> **Task objective**: Omit all images. Transcribe the rest of the material below exactly.

begin Source material

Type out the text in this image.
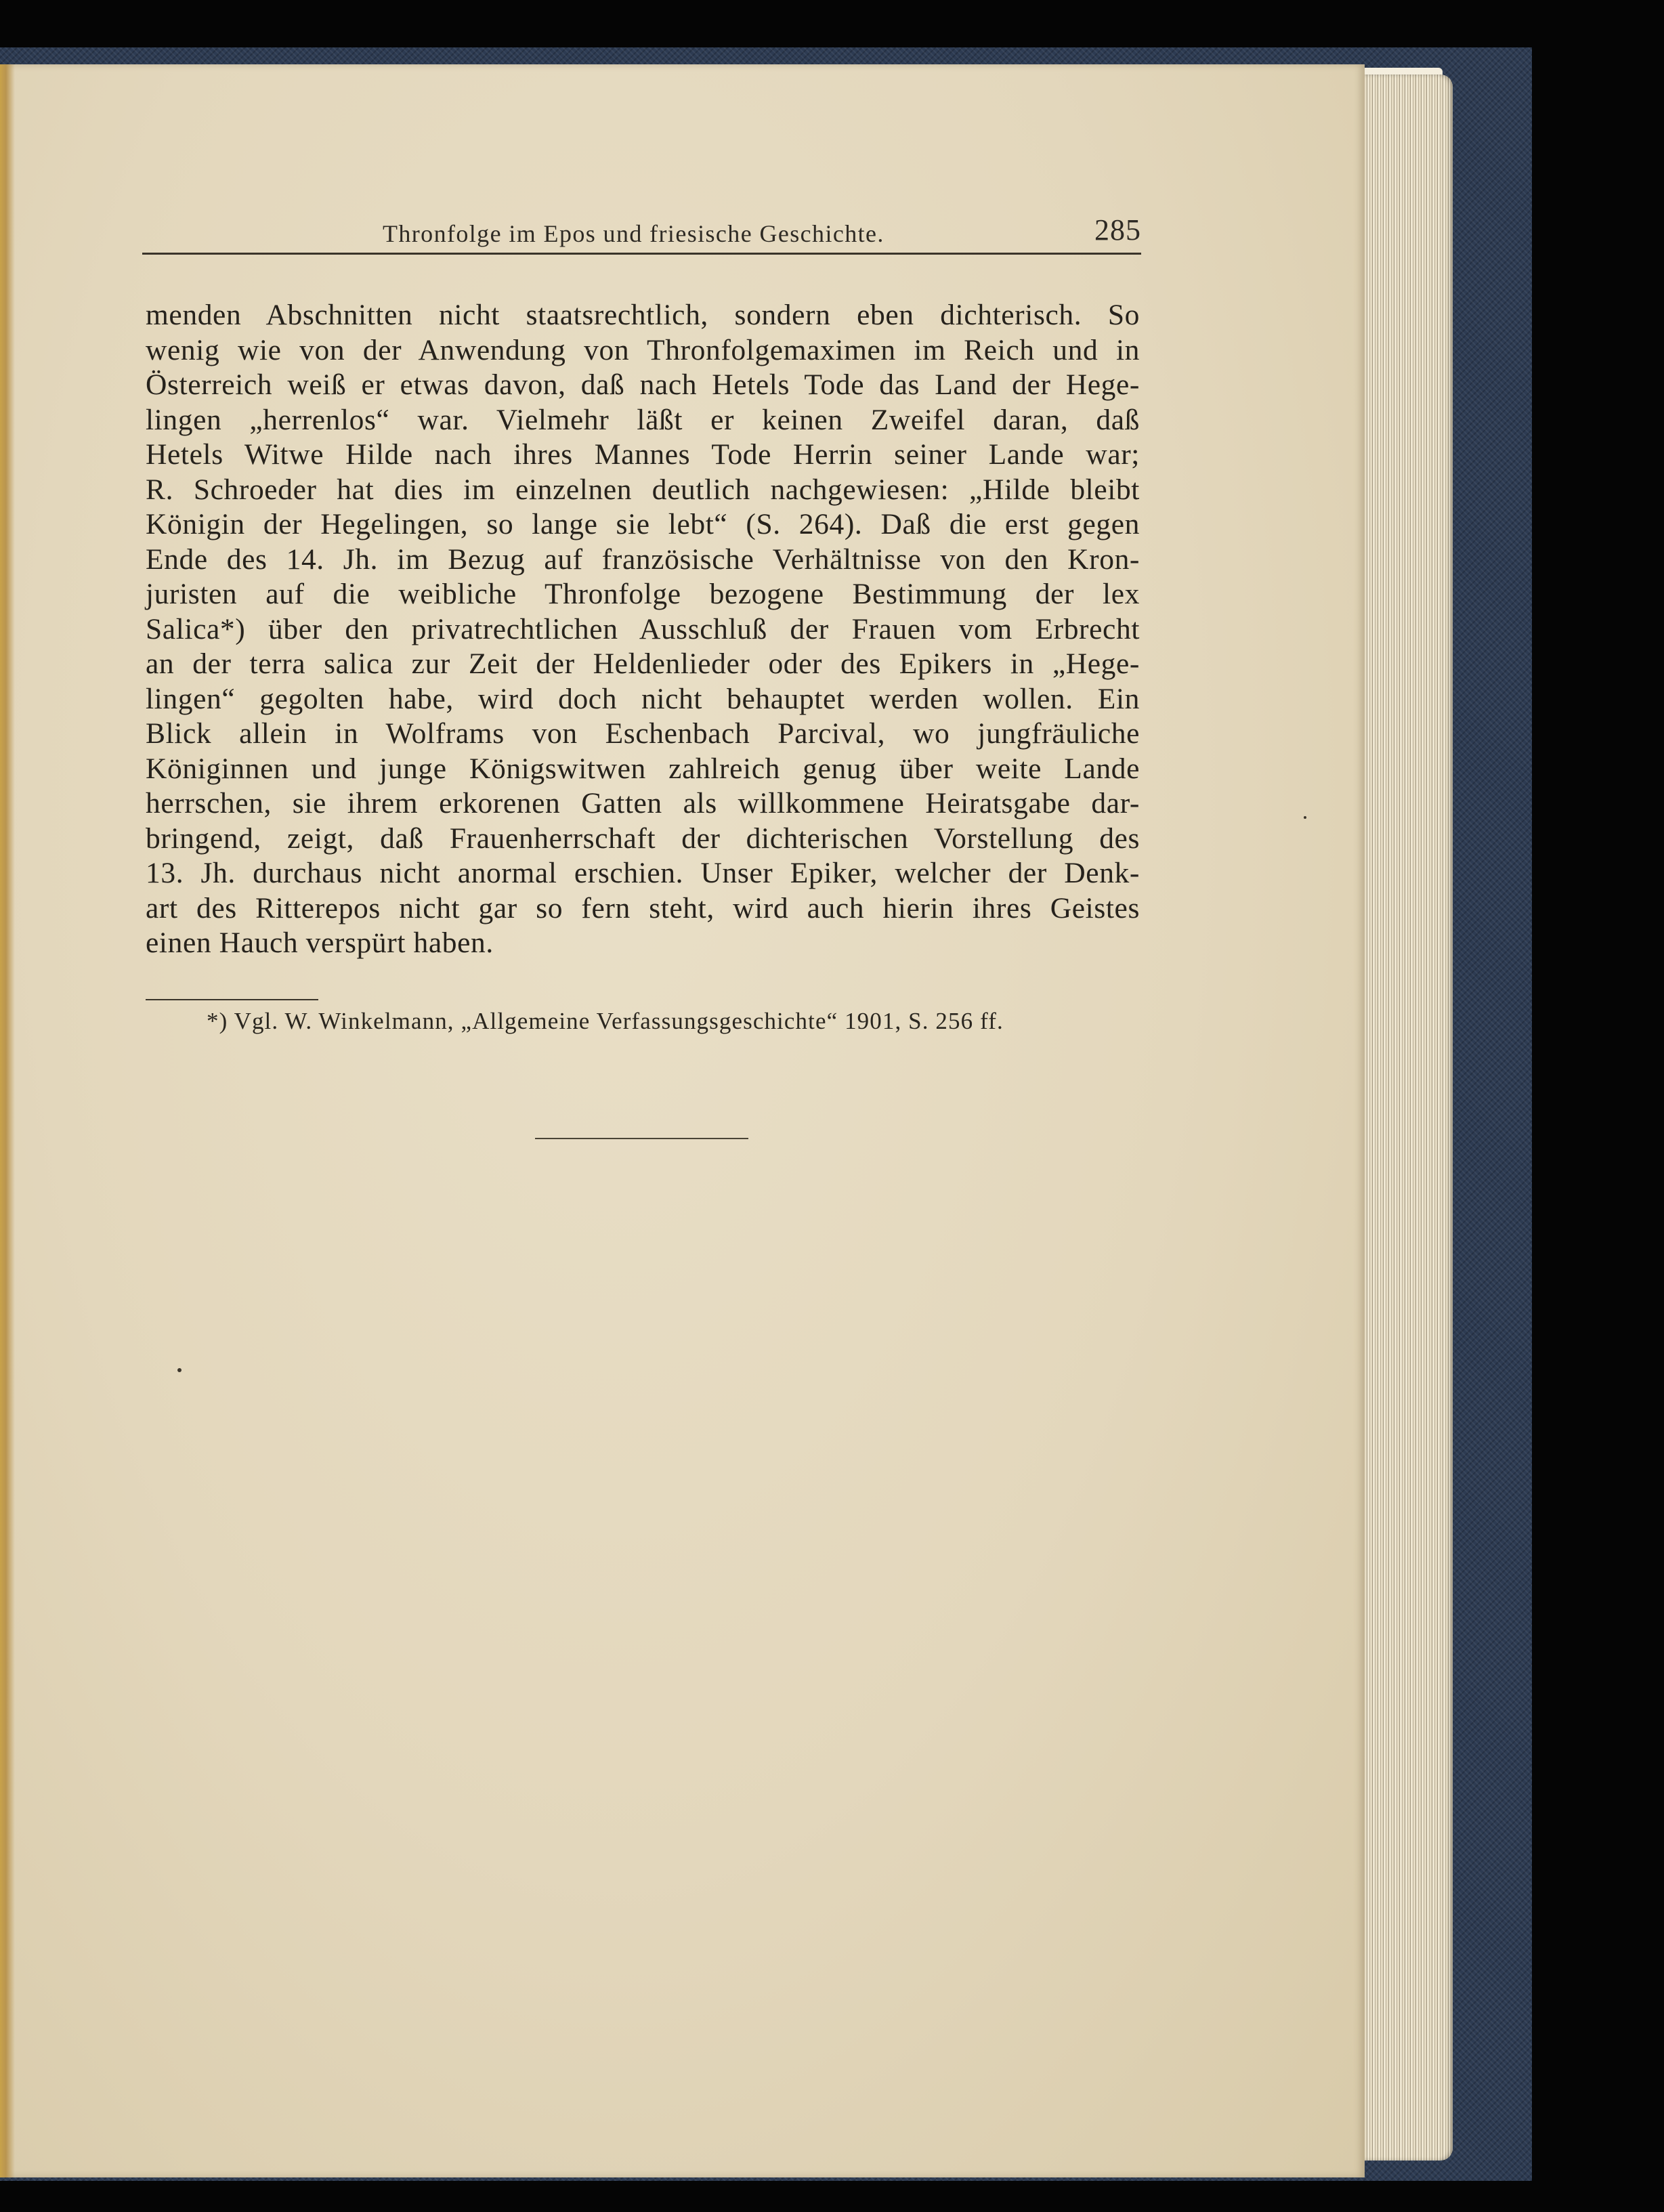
Thronfolge im Epos und friesische Geschichte.	285
menden Abschnitten nicht staatsrechtlich, sondern eben dichterisch. So
wenig wie von der Anwendung von Thronfolgemaximen im Reich und in
Österreich weiß er etwas davon, daß nach Hetels Tode das Land der Hege-
lingen „herrenlos“ war. Vielmehr läßt er keinen Zweifel daran, daß
Hetels Witwe Hilde nach ihres Mannes Tode Herrin seiner Lande war;
R. Schroeder hat dies im einzelnen deutlich nachgewiesen: „Hilde bleibt
Königin der Hegelingen, so lange sie lebt“ (S. 264). Daß die erst gegen
Ende des 14. Jh. im Bezug auf französische Verhältnisse von den Kron-
juristen auf die weibliche Thronfolge bezogene Bestimmung der lex
Salica*) über den privatrechtlichen Ausschluß der Frauen vom Erbrecht
an der terra salica zur Zeit der Heldenlieder oder des Epikers in „Hege-
lingen“ gegolten habe, wird doch nicht behauptet werden wollen. Ein
Blick allein in Wolframs von Eschenbach Parcival, wo jungfräuliche
Königinnen und junge Königswitwen zahlreich genug über weite Lande
herrschen, sie ihrem erkorenen Gatten als willkommene Heiratsgabe dar-
bringend, zeigt, daß Frauenherrschaft der dichterischen Vorstellung des
13. Jh. durchaus nicht anormal erschien. Unser Epiker, welcher der Denk-
art des Ritterepos nicht gar so fern steht, wird auch hierin ihres Geistes
einen Hauch verspürt haben.
*) Vgl. W. Winkelmann, „Allgemeine Verfassungsgeschichte“ 1901, S. 256 ff.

end Source material

> **Reply**:
Type out the text in this image.
Thronfolge im Epos und friesische Geschichte.	285
menden Abschnitten nicht staatsrechtlich, sondern eben dichterisch. So
wenig wie von der Anwendung von Thronfolgemaximen im Reich und in
Österreich weiß er etwas davon, daß nach Hetels Tode das Land der Hege-
lingen „herrenlos“ war. Vielmehr läßt er keinen Zweifel daran, daß
Hetels Witwe Hilde nach ihres Mannes Tode Herrin seiner Lande war;
R. Schroeder hat dies im einzelnen deutlich nachgewiesen: „Hilde bleibt
Königin der Hegelingen, so lange sie lebt“ (S. 264). Daß die erst gegen
Ende des 14. Jh. im Bezug auf französische Verhältnisse von den Kron-
juristen auf die weibliche Thronfolge bezogene Bestimmung der lex
Salica*) über den privatrechtlichen Ausschluß der Frauen vom Erbrecht
an der terra salica zur Zeit der Heldenlieder oder des Epikers in „Hege-
lingen“ gegolten habe, wird doch nicht behauptet werden wollen. Ein
Blick allein in Wolframs von Eschenbach Parcival, wo jungfräuliche
Königinnen und junge Königswitwen zahlreich genug über weite Lande
herrschen, sie ihrem erkorenen Gatten als willkommene Heiratsgabe dar-
bringend, zeigt, daß Frauenherrschaft der dichterischen Vorstellung des
13. Jh. durchaus nicht anormal erschien. Unser Epiker, welcher der Denk-
art des Ritterepos nicht gar so fern steht, wird auch hierin ihres Geistes
einen Hauch verspürt haben.
*) Vgl. W. Winkelmann, „Allgemeine Verfassungsgeschichte“ 1901, S. 256 ff.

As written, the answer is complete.